> [Written exercise]: Copy each of the items below word for word, keeping every line as it appears.

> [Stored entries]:
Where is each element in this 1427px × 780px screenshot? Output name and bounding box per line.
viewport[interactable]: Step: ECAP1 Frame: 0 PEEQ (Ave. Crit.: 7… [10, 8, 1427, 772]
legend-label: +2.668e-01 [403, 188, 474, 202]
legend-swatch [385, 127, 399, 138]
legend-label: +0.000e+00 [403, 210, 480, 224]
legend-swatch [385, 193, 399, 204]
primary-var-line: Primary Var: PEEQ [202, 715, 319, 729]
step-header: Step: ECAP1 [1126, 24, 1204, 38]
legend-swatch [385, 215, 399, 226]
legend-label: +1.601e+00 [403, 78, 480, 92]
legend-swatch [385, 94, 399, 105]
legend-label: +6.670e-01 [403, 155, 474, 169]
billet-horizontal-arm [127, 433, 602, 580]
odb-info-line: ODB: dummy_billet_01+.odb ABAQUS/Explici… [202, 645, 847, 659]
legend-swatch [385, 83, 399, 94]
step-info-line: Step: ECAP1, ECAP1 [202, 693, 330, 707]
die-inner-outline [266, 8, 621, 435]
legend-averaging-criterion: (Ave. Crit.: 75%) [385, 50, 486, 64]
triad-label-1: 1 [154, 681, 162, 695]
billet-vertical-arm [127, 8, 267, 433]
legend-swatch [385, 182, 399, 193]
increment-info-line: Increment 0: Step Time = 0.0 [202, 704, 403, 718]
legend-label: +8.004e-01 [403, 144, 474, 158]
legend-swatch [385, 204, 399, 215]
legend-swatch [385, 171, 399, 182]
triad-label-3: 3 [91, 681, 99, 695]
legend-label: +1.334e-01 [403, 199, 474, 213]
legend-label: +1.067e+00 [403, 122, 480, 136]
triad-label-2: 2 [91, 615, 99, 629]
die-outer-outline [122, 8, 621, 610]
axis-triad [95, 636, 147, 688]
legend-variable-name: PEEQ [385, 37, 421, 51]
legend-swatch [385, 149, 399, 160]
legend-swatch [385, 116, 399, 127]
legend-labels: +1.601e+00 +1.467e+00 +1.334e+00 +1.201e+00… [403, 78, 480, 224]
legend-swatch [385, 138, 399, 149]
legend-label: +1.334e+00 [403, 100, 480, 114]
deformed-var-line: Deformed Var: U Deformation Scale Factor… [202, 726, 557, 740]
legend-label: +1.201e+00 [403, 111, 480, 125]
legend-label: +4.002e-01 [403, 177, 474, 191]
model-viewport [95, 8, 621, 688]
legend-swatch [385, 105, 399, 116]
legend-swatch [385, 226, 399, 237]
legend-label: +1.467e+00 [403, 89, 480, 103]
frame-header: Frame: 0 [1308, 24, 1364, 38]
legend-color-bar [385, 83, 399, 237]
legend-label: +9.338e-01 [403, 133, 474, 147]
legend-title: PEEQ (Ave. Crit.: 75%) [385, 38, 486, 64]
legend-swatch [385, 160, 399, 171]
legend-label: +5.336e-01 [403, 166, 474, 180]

> [Completed exercise]:
Where is each element in this 1427px × 780px screenshot? Output name and bounding box per line.
viewport[interactable]: Step: ECAP1 Frame: 0 PEEQ (Ave. Crit.: 7… [10, 8, 1427, 772]
legend-label: +2.668e-01 [403, 188, 474, 202]
legend-swatch [385, 127, 399, 138]
legend-label: +0.000e+00 [403, 210, 480, 224]
legend-swatch [385, 193, 399, 204]
primary-var-line: Primary Var: PEEQ [202, 715, 319, 729]
step-header: Step: ECAP1 [1126, 24, 1204, 38]
legend-swatch [385, 215, 399, 226]
legend-label: +1.601e+00 [403, 78, 480, 92]
legend-swatch [385, 94, 399, 105]
legend-label: +6.670e-01 [403, 155, 474, 169]
billet-horizontal-arm [127, 433, 602, 580]
odb-info-line: ODB: dummy_billet_01+.odb ABAQUS/Explici… [202, 645, 847, 659]
legend-swatch [385, 83, 399, 94]
step-info-line: Step: ECAP1, ECAP1 [202, 693, 330, 707]
die-inner-outline [266, 8, 621, 435]
legend-averaging-criterion: (Ave. Crit.: 75%) [385, 50, 486, 64]
triad-label-1: 1 [154, 681, 162, 695]
billet-vertical-arm [127, 8, 267, 433]
legend-swatch [385, 182, 399, 193]
increment-info-line: Increment 0: Step Time = 0.0 [202, 704, 403, 718]
legend-label: +8.004e-01 [403, 144, 474, 158]
legend-swatch [385, 204, 399, 215]
legend-swatch [385, 171, 399, 182]
triad-label-3: 3 [91, 681, 99, 695]
legend-label: +1.334e-01 [403, 199, 474, 213]
legend-label: +1.067e+00 [403, 122, 480, 136]
triad-label-2: 2 [91, 615, 99, 629]
die-outer-outline [122, 8, 621, 610]
axis-triad [95, 636, 147, 688]
legend-variable-name: PEEQ [385, 37, 421, 51]
legend-swatch [385, 149, 399, 160]
legend-swatch [385, 116, 399, 127]
legend-labels: +1.601e+00 +1.467e+00 +1.334e+00 +1.201e+00… [403, 78, 480, 224]
legend-swatch [385, 138, 399, 149]
legend-label: +1.334e+00 [403, 100, 480, 114]
deformed-var-line: Deformed Var: U Deformation Scale Factor… [202, 726, 557, 740]
legend-label: +1.201e+00 [403, 111, 480, 125]
legend-label: +4.002e-01 [403, 177, 474, 191]
model-viewport [95, 8, 621, 688]
legend-swatch [385, 105, 399, 116]
legend-swatch [385, 226, 399, 237]
legend-label: +1.467e+00 [403, 89, 480, 103]
frame-header: Frame: 0 [1308, 24, 1364, 38]
legend-color-bar [385, 83, 399, 237]
legend-label: +9.338e-01 [403, 133, 474, 147]
legend-title: PEEQ (Ave. Crit.: 75%) [385, 38, 486, 64]
legend-swatch [385, 160, 399, 171]
legend-label: +5.336e-01 [403, 166, 474, 180]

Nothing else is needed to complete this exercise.